EXERCISE GOAL. Carry none of the pictures over; set down the material below exactly.

++++++++

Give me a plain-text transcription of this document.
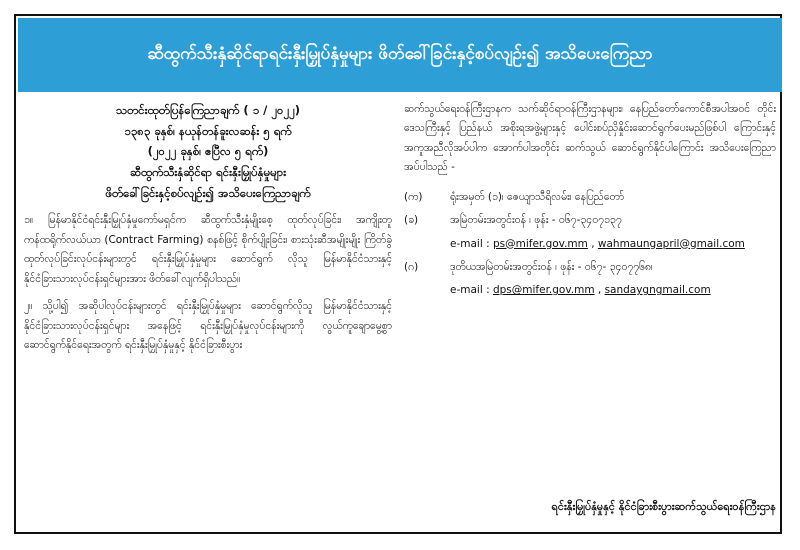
ဆီထွက်သီးနှံဆိုင်ရာရင်းနှီးမြှုပ်နှံမှုများ ဖိတ်ခေါ်ခြင်းနှင့်စပ်လျဉ်း၍ အသိပေးကြေညာ
သတင်းထုတ်ပြန်ကြေညာချက် ( ၁ / ၂၀၂၂)
၁၃၈၃ ခုနှစ်၊ နယုန်တန်ခူးလဆန်း ၅ ရက်
(၂၀၂၂ ခုနှစ်၊ ဧပြီလ ၅ ရက်)
ဆီထွက်သီးနှံဆိုင်ရာ ရင်းနှီးမြှုပ်နှံမှုများ
ဖိတ်ခေါ်ခြင်းနှင့်စပ်လျဉ်း၍ အသိပေးကြေညာချက်
၁။ မြန်မာနိုင်ငံရင်းနှီးမြှုပ်နှံမှုကော်မရှင်က ဆီထွက်သီးနှံမျိုးစေ့ ထုတ်လုပ်ခြင်း၊ အကျိုးတူ ကန်ထရိုက်လယ်ယာ (Contract Farming) စနစ်ဖြင့် စိုက်ပျိုးခြင်း၊ စားသုံးဆီအမျိုးမျိုး ကြိတ်ခွဲ ထုတ်လုပ်ခြင်းလုပ်ငန်းများတွင် ရင်းနှီးမြှုပ်နှံမှုများ ဆောင်ရွက် လိုသူ မြန်မာနိုင်ငံသားနှင့် နိုင်ငံခြားသားလုပ်ငန်းရှင်များအား ဖိတ်ခေါ်လျက်ရှိပါသည်။
၂။ သို့ပါ၍ အဆိုပါလုပ်ငန်းများတွင် ရင်းနှီးမြှုပ်နှံမှုများ ဆောင်ရွက်လိုသူ မြန်မာနိုင်ငံသားနှင့် နိုင်ငံခြားသားလုပ်ငန်းရှင်များ အနေဖြင့် ရင်းနှီးမြှုပ်နှံမှုလုပ်ငန်းများကို လွယ်ကူချောမွေ့စွာ ဆောင်ရွက်နိုင်ရေးအတွက် ရင်းနှီးမြှုပ်နှံမှုနှင့် နိုင်ငံခြားစီးပွား
ဆက်သွယ်ရေးဝန်ကြီးဌာနက သက်ဆိုင်ရာဝန်ကြီးဌာနများ၊ နေပြည်တော်ကောင်စီအပါအဝင် တိုင်းဒေသကြီးနှင့် ပြည်နယ် အစိုးရအဖွဲ့များနှင့် ပေါင်းစပ်ညှိနှိုင်းဆောင်ရွက်ပေးမည်ဖြစ်ပါ ကြောင်းနှင့် အကူအညီလိုအပ်ပါက အောက်ပါအတိုင်း ဆက်သွယ် ဆောင်ရွက်နိုင်ပါကြောင်း အသိပေးကြေညာအပ်ပါသည် -
(က)	ရုံးအမှတ် (၁)၊ ဇေယျာသီရိလမ်း၊ နေပြည်တော်
(ခ)	အမြဲတမ်းအတွင်းဝန် ၊ ဖုန်း - ၀၆၇-၃၄၀၇၁၃၇
e-mail : ps@mifer.gov.mm , wahmaungapril@gmail.com
(ဂ)	ဒုတိယအမြဲတမ်းအတွင်းဝန် ၊ ဖုန်း - ၀၆၇- ၃၄၀၇၇၆၈၊
e-mail : dps@mifer.gov.mm , sandaygngmail.com
ရင်းနှီးမြှုပ်နှံမှုနှင့် နိုင်ငံခြားစီးပွားဆက်သွယ်ရေးဝန်ကြီးဌာန
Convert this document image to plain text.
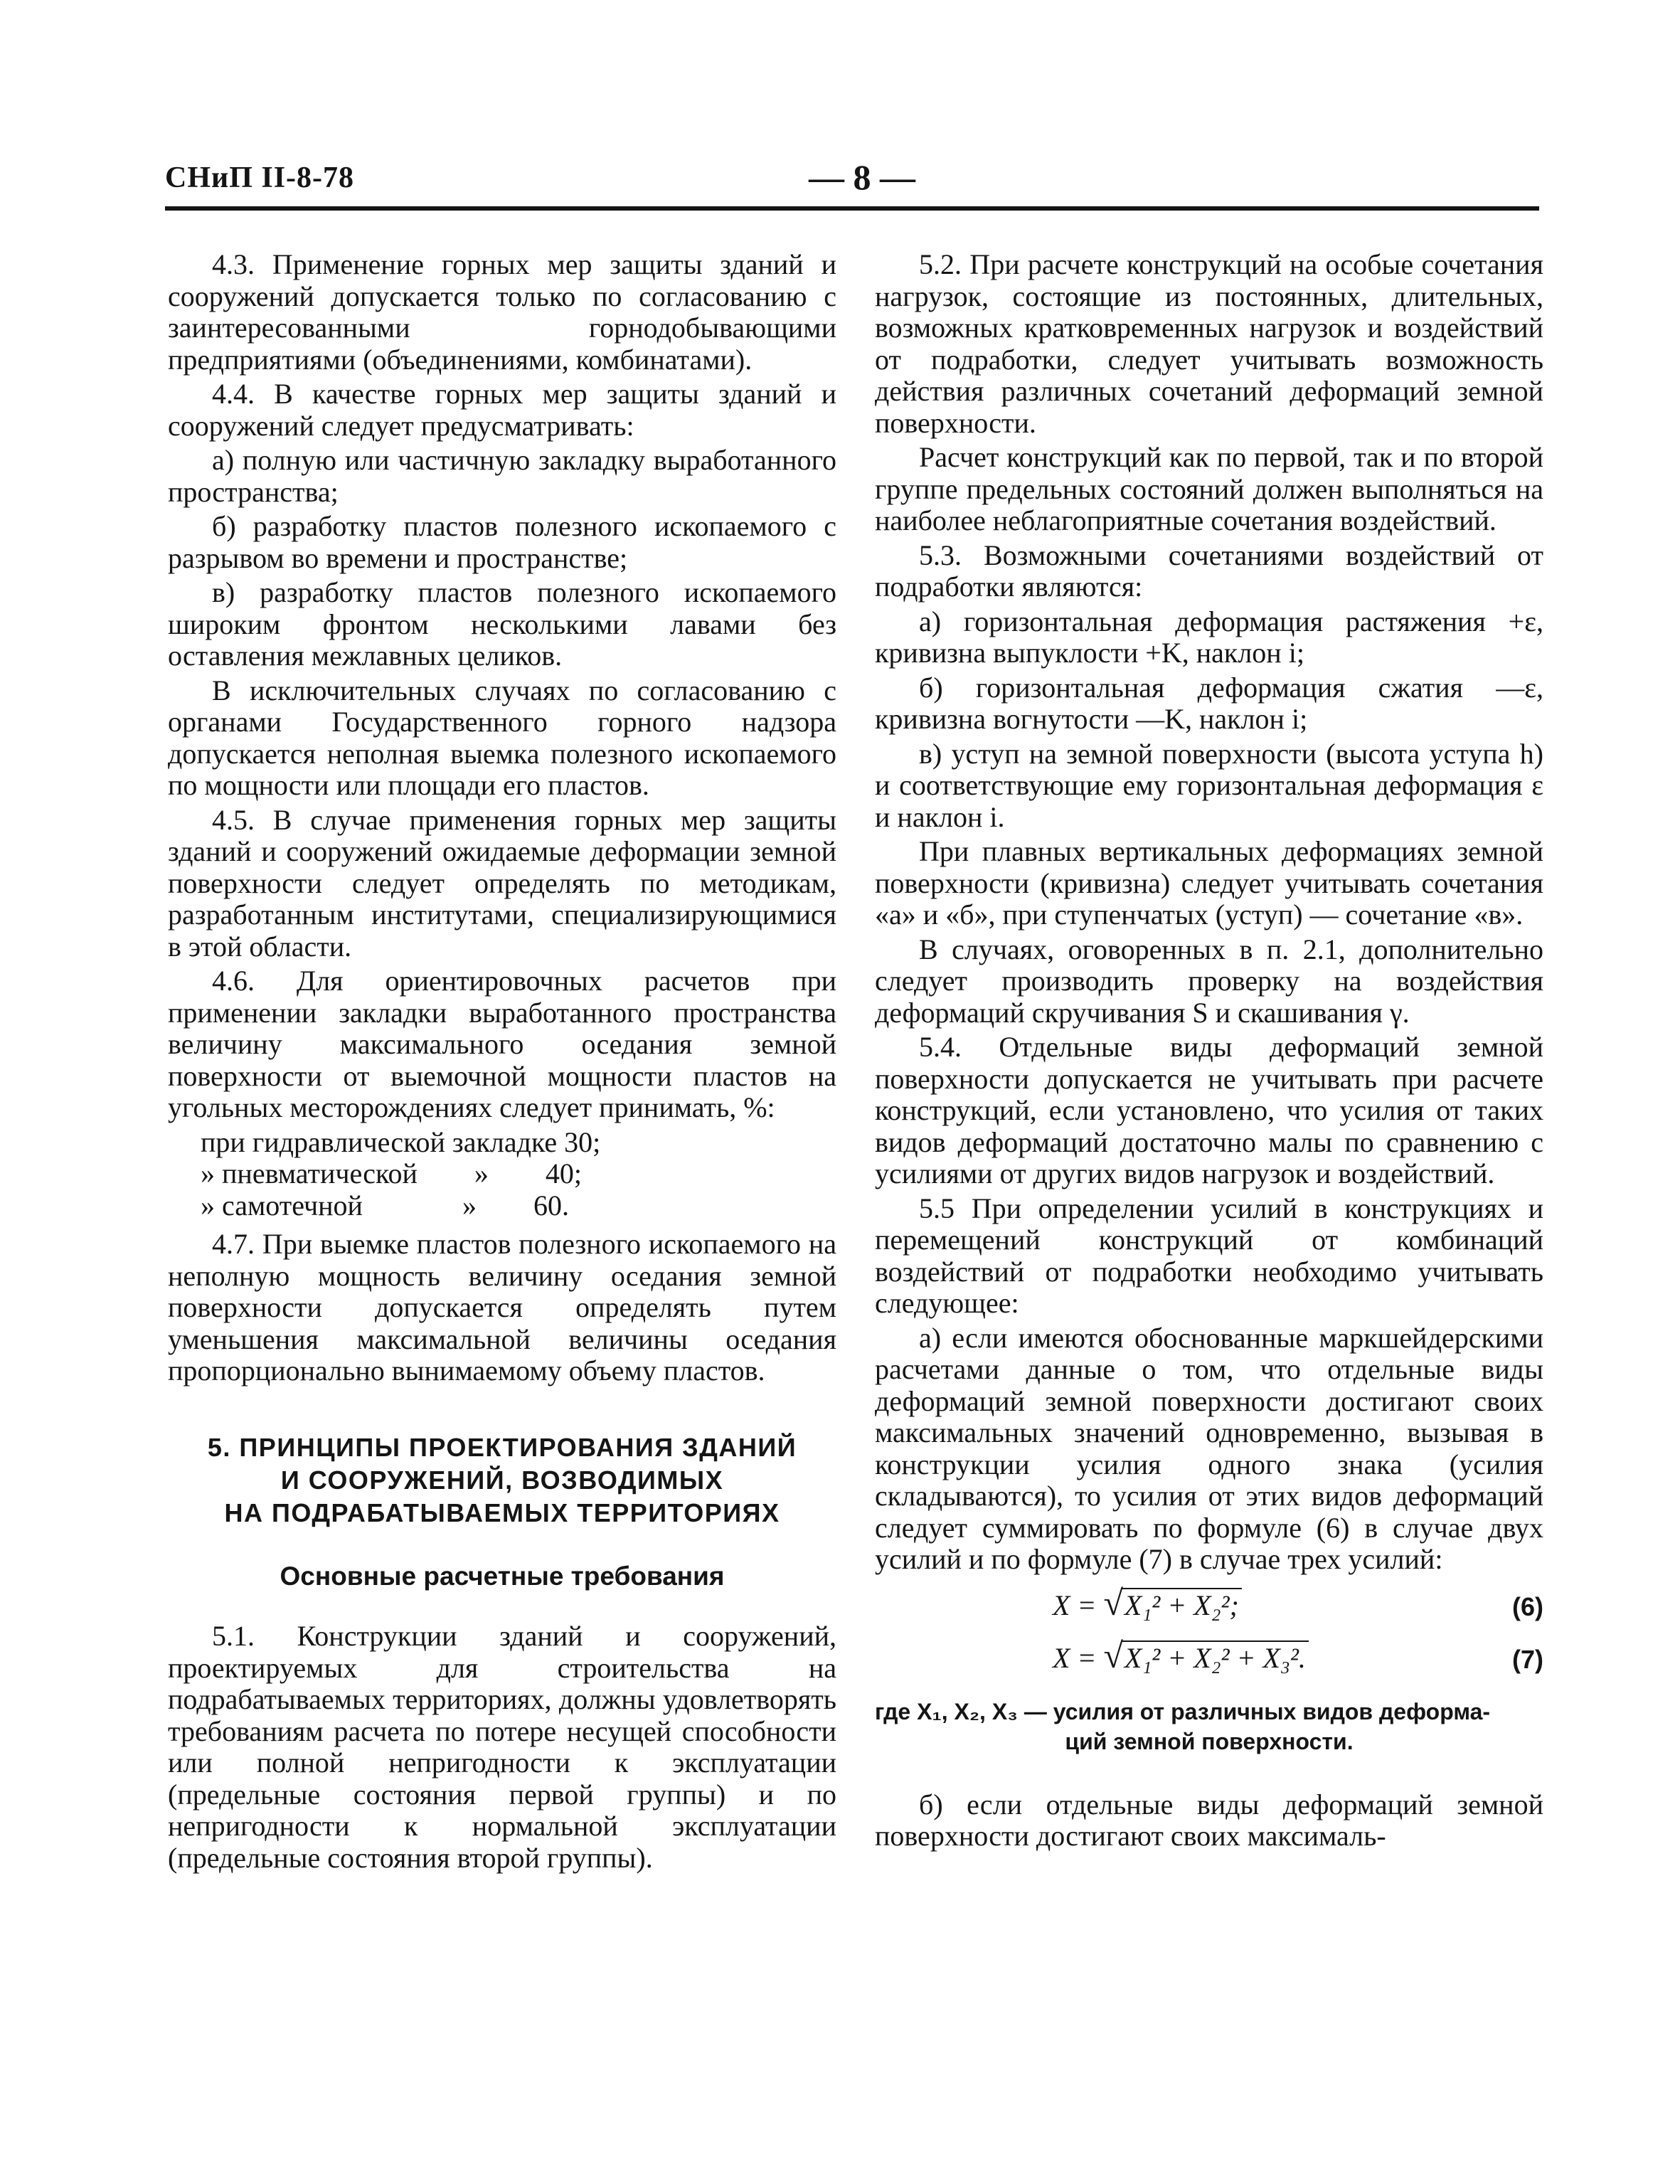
СНиП II-8-78	— 8 —

4.3. Применение горных мер защиты зданий и сооружений допускается только по согласованию с заинтересованными горнодобывающими предприятиями (объединениями, комбинатами).

4.4. В качестве горных мер защиты зданий и сооружений следует предусматривать:

а) полную или частичную закладку выработанного пространства;

б) разработку пластов полезного ископаемого с разрывом во времени и пространстве;

в) разработку пластов полезного ископаемого широким фронтом несколькими лавами без оставления межлавных целиков.

В исключительных случаях по согласованию с органами Государственного горного надзора допускается неполная выемка полезного ископаемого по мощности или площади его пластов.

4.5. В случае применения горных мер защиты зданий и сооружений ожидаемые деформации земной поверхности следует определять по методикам, разработанным институтами, специализирующимися в этой области.

4.6. Для ориентировочных расчетов при применении закладки выработанного пространства величину максимального оседания земной поверхности от выемочной мощности пластов на угольных месторождениях следует принимать, %:

при гидравлической закладке 30;

» пневматической        »        40;

» самотечной              »        60.

4.7. При выемке пластов полезного ископаемого на неполную мощность величину оседания земной поверхности допускается определять путем уменьшения максимальной величины оседания пропорционально вынимаемому объему пластов.

5. ПРИНЦИПЫ ПРОЕКТИРОВАНИЯ ЗДАНИЙ
И СООРУЖЕНИЙ, ВОЗВОДИМЫХ
НА ПОДРАБАТЫВАЕМЫХ ТЕРРИТОРИЯХ
Основные расчетные требования

5.1. Конструкции зданий и сооружений, проектируемых для строительства на подрабатываемых территориях, должны удовлетворять требованиям расчета по потере несущей способности или полной непригодности к эксплуатации (предельные состояния первой группы) и по непригодности к нормальной эксплуатации (предельные состояния второй группы).

5.2. При расчете конструкций на особые сочетания нагрузок, состоящие из постоянных, длительных, возможных кратковременных нагрузок и воздействий от подработки, следует учитывать возможность действия различных сочетаний деформаций земной поверхности.

Расчет конструкций как по первой, так и по второй группе предельных состояний должен выполняться на наиболее неблагоприятные сочетания воздействий.

5.3. Возможными сочетаниями воздействий от подработки являются:

а) горизонтальная деформация растяжения +ε, кривизна выпуклости +K, наклон i;

б) горизонтальная деформация сжатия —ε, кривизна вогнутости —K, наклон i;

в) уступ на земной поверхности (высота уступа h) и соответствующие ему горизонтальная деформация ε и наклон i.

При плавных вертикальных деформациях земной поверхности (кривизна) следует учитывать сочетания «а» и «б», при ступенчатых (уступ) — сочетание «в».

В случаях, оговоренных в п. 2.1, дополнительно следует производить проверку на воздействия деформаций скручивания S и скашивания γ.

5.4. Отдельные виды деформаций земной поверхности допускается не учитывать при расчете конструкций, если установлено, что усилия от таких видов деформаций достаточно малы по сравнению с усилиями от других видов нагрузок и воздействий.

5.5 При определении усилий в конструкциях и перемещений конструкций от комбинаций воздействий от подработки необходимо учитывать следующее:

а) если имеются обоснованные маркшейдерскими расчетами данные о том, что отдельные виды деформаций земной поверхности достигают своих максимальных значений одновременно, вызывая в конструкции усилия одного знака (усилия складываются), то усилия от этих видов деформаций следует суммировать по формуле (6) в случае двух усилий и по формуле (7) в случае трех усилий:

X = √X₁² + X₂²;	(6)
X = √X₁² + X₂² + X₃².	(7)
где X₁, X₂, X₃ — усилия от различных видов деформа-
ций земной поверхности.

б) если отдельные виды деформаций земной поверхности достигают своих максималь-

++++++++

WRITTEN RESPONSE.
Give me a plain-text transcription of this document.
ဆီထွက်သီးနှံဆိုင်ရာရင်းနှီးမြှုပ်နှံမှုများ ဖိတ်ခေါ်ခြင်းနှင့်စပ်လျဉ်း၍ အသိပေးကြေညာ
သတင်းထုတ်ပြန်ကြေညာချက် ( ၁ / ၂၀၂၂)
၁၃၈၃ ခုနှစ်၊ နယုန်တန်ခူးလဆန်း ၅ ရက်
(၂၀၂၂ ခုနှစ်၊ ဧပြီလ ၅ ရက်)
ဆီထွက်သီးနှံဆိုင်ရာ ရင်းနှီးမြှုပ်နှံမှုများ
ဖိတ်ခေါ်ခြင်းနှင့်စပ်လျဉ်း၍ အသိပေးကြေညာချက်
၁။ မြန်မာနိုင်ငံရင်းနှီးမြှုပ်နှံမှုကော်မရှင်က ဆီထွက်သီးနှံမျိုးစေ့ ထုတ်လုပ်ခြင်း၊ အကျိုးတူ ကန်ထရိုက်လယ်ယာ (Contract Farming) စနစ်ဖြင့် စိုက်ပျိုးခြင်း၊ စားသုံးဆီအမျိုးမျိုး ကြိတ်ခွဲ ထုတ်လုပ်ခြင်းလုပ်ငန်းများတွင် ရင်းနှီးမြှုပ်နှံမှုများ ဆောင်ရွက် လိုသူ မြန်မာနိုင်ငံသားနှင့် နိုင်ငံခြားသားလုပ်ငန်းရှင်များအား ဖိတ်ခေါ်လျက်ရှိပါသည်။
၂။ သို့ပါ၍ အဆိုပါလုပ်ငန်းများတွင် ရင်းနှီးမြှုပ်နှံမှုများ ဆောင်ရွက်လိုသူ မြန်မာနိုင်ငံသားနှင့် နိုင်ငံခြားသားလုပ်ငန်းရှင်များ အနေဖြင့် ရင်းနှီးမြှုပ်နှံမှုလုပ်ငန်းများကို လွယ်ကူချောမွေ့စွာ ဆောင်ရွက်နိုင်ရေးအတွက် ရင်းနှီးမြှုပ်နှံမှုနှင့် နိုင်ငံခြားစီးပွား
ဆက်သွယ်ရေးဝန်ကြီးဌာနက သက်ဆိုင်ရာဝန်ကြီးဌာနများ၊ နေပြည်တော်ကောင်စီအပါအဝင် တိုင်းဒေသကြီးနှင့် ပြည်နယ် အစိုးရအဖွဲ့များနှင့် ပေါင်းစပ်ညှိနှိုင်းဆောင်ရွက်ပေးမည်ဖြစ်ပါ ကြောင်းနှင့် အကူအညီလိုအပ်ပါက အောက်ပါအတိုင်း ဆက်သွယ် ဆောင်ရွက်နိုင်ပါကြောင်း အသိပေးကြေညာအပ်ပါသည် -
(က)	ရုံးအမှတ် (၁)၊ ဇေယျာသီရိလမ်း၊ နေပြည်တော်
(ခ)	အမြဲတမ်းအတွင်းဝန် ၊ ဖုန်း - ၀၆၇-၃၄၀၇၁၃၇
e-mail : ps@mifer.gov.mm , wahmaungapril@gmail.com
(ဂ)	ဒုတိယအမြဲတမ်းအတွင်းဝန် ၊ ဖုန်း - ၀၆၇- ၃၄၀၇၇၆၈၊
e-mail : dps@mifer.gov.mm , sandaygngmail.com
ရင်းနှီးမြှုပ်နှံမှုနှင့် နိုင်ငံခြားစီးပွားဆက်သွယ်ရေးဝန်ကြီးဌာန
Convert this document image to plain text.
СНиП II-8-78	— 8 —

4.3. Применение горных мер защиты зданий и сооружений допускается только по согласованию с заинтересованными горнодобывающими предприятиями (объединениями, комбинатами).

4.4. В качестве горных мер защиты зданий и сооружений следует предусматривать:

а) полную или частичную закладку выработанного пространства;

б) разработку пластов полезного ископаемого с разрывом во времени и пространстве;

в) разработку пластов полезного ископаемого широким фронтом несколькими лавами без оставления межлавных целиков.

В исключительных случаях по согласованию с органами Государственного горного надзора допускается неполная выемка полезного ископаемого по мощности или площади его пластов.

4.5. В случае применения горных мер защиты зданий и сооружений ожидаемые деформации земной поверхности следует определять по методикам, разработанным институтами, специализирующимися в этой области.

4.6. Для ориентировочных расчетов при применении закладки выработанного пространства величину максимального оседания земной поверхности от выемочной мощности пластов на угольных месторождениях следует принимать, %:

при гидравлической закладке 30;

» пневматической        »        40;

» самотечной              »        60.

4.7. При выемке пластов полезного ископаемого на неполную мощность величину оседания земной поверхности допускается определять путем уменьшения максимальной величины оседания пропорционально вынимаемому объему пластов.

5. ПРИНЦИПЫ ПРОЕКТИРОВАНИЯ ЗДАНИЙ
И СООРУЖЕНИЙ, ВОЗВОДИМЫХ
НА ПОДРАБАТЫВАЕМЫХ ТЕРРИТОРИЯХ
Основные расчетные требования

5.1. Конструкции зданий и сооружений, проектируемых для строительства на подрабатываемых территориях, должны удовлетворять требованиям расчета по потере несущей способности или полной непригодности к эксплуатации (предельные состояния первой группы) и по непригодности к нормальной эксплуатации (предельные состояния второй группы).

5.2. При расчете конструкций на особые сочетания нагрузок, состоящие из постоянных, длительных, возможных кратковременных нагрузок и воздействий от подработки, следует учитывать возможность действия различных сочетаний деформаций земной поверхности.

Расчет конструкций как по первой, так и по второй группе предельных состояний должен выполняться на наиболее неблагоприятные сочетания воздействий.

5.3. Возможными сочетаниями воздействий от подработки являются:

а) горизонтальная деформация растяжения +ε, кривизна выпуклости +K, наклон i;

б) горизонтальная деформация сжатия —ε, кривизна вогнутости —K, наклон i;

в) уступ на земной поверхности (высота уступа h) и соответствующие ему горизонтальная деформация ε и наклон i.

При плавных вертикальных деформациях земной поверхности (кривизна) следует учитывать сочетания «а» и «б», при ступенчатых (уступ) — сочетание «в».

В случаях, оговоренных в п. 2.1, дополнительно следует производить проверку на воздействия деформаций скручивания S и скашивания γ.

5.4. Отдельные виды деформаций земной поверхности допускается не учитывать при расчете конструкций, если установлено, что усилия от таких видов деформаций достаточно малы по сравнению с усилиями от других видов нагрузок и воздействий.

5.5 При определении усилий в конструкциях и перемещений конструкций от комбинаций воздействий от подработки необходимо учитывать следующее:

а) если имеются обоснованные маркшейдерскими расчетами данные о том, что отдельные виды деформаций земной поверхности достигают своих максимальных значений одновременно, вызывая в конструкции усилия одного знака (усилия складываются), то усилия от этих видов деформаций следует суммировать по формуле (6) в случае двух усилий и по формуле (7) в случае трех усилий:

X = √X₁² + X₂²;	(6)
X = √X₁² + X₂² + X₃².	(7)
где X₁, X₂, X₃ — усилия от различных видов деформа-
ций земной поверхности.

б) если отдельные виды деформаций земной поверхности достигают своих максималь-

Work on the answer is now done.